(Entries from a dataset)
....................

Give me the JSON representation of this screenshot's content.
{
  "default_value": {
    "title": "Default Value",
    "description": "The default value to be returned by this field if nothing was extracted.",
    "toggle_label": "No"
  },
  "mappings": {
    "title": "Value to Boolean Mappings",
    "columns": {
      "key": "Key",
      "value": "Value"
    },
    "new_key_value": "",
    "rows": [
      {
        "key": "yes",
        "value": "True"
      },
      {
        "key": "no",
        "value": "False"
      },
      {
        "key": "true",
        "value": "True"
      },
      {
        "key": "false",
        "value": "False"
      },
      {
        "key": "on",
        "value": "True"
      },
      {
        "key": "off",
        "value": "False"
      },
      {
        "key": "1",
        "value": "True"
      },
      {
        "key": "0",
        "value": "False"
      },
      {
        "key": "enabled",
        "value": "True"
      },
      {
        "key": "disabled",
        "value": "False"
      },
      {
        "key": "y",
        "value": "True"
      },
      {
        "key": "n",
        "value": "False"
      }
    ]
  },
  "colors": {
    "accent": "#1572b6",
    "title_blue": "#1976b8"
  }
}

....................

The records above should all be quoted exactly, please.

Give me the JSON representation of this screenshot's content.
{
  "default_value": {
    "title": "Default Value",
    "description": "The default value to be returned by this field if nothing was extracted.",
    "toggle_label": "No"
  },
  "mappings": {
    "title": "Value to Boolean Mappings",
    "columns": {
      "key": "Key",
      "value": "Value"
    },
    "new_key_value": "",
    "rows": [
      {
        "key": "yes",
        "value": "True"
      },
      {
        "key": "no",
        "value": "False"
      },
      {
        "key": "true",
        "value": "True"
      },
      {
        "key": "false",
        "value": "False"
      },
      {
        "key": "on",
        "value": "True"
      },
      {
        "key": "off",
        "value": "False"
      },
      {
        "key": "1",
        "value": "True"
      },
      {
        "key": "0",
        "value": "False"
      },
      {
        "key": "enabled",
        "value": "True"
      },
      {
        "key": "disabled",
        "value": "False"
      },
      {
        "key": "y",
        "value": "True"
      },
      {
        "key": "n",
        "value": "False"
      }
    ]
  },
  "colors": {
    "accent": "#1572b6",
    "title_blue": "#1976b8"
  }
}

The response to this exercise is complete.